Dataset items
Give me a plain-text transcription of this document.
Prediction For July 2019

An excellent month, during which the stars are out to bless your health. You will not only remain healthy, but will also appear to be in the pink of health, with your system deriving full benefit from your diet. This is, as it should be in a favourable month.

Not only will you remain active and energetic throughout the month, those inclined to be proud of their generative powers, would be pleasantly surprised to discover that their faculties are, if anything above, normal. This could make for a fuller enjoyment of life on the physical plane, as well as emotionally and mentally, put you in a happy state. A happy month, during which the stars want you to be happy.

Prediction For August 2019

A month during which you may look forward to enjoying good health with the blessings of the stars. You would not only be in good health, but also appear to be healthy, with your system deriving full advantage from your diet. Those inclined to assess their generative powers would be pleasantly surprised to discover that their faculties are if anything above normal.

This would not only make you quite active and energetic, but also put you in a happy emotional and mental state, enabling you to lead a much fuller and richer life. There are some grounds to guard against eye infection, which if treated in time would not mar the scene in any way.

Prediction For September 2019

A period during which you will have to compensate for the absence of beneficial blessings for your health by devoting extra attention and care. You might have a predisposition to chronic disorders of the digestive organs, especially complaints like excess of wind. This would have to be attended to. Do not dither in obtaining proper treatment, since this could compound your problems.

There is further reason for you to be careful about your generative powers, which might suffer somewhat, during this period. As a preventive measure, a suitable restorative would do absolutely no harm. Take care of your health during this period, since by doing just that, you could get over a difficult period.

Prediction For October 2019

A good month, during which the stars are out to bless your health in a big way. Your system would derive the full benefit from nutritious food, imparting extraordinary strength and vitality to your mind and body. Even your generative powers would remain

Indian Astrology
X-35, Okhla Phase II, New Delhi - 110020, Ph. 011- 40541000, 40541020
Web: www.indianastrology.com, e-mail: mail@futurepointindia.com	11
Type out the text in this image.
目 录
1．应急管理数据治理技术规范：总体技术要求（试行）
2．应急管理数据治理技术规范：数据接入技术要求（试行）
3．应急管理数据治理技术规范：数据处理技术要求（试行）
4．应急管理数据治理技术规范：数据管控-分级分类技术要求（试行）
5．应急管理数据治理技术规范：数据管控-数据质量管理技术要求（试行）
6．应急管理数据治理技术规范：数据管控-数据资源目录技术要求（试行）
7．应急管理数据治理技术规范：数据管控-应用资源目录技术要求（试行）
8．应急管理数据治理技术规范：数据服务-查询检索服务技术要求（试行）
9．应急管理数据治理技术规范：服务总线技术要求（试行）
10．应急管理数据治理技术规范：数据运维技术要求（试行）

WHAT YOU ARE ASKED TO DO | From the line that contains "Type out the text in this image." down to the last line of the listing above, repeat each line exactly, and include nothing else.

EXERCISE RESULT |
Type out the text in this image.
目 录
1．应急管理数据治理技术规范：总体技术要求（试行）
2．应急管理数据治理技术规范：数据接入技术要求（试行）
3．应急管理数据治理技术规范：数据处理技术要求（试行）
4．应急管理数据治理技术规范：数据管控-分级分类技术要求（试行）
5．应急管理数据治理技术规范：数据管控-数据质量管理技术要求（试行）
6．应急管理数据治理技术规范：数据管控-数据资源目录技术要求（试行）
7．应急管理数据治理技术规范：数据管控-应用资源目录技术要求（试行）
8．应急管理数据治理技术规范：数据服务-查询检索服务技术要求（试行）
9．应急管理数据治理技术规范：服务总线技术要求（试行）
10．应急管理数据治理技术规范：数据运维技术要求（试行）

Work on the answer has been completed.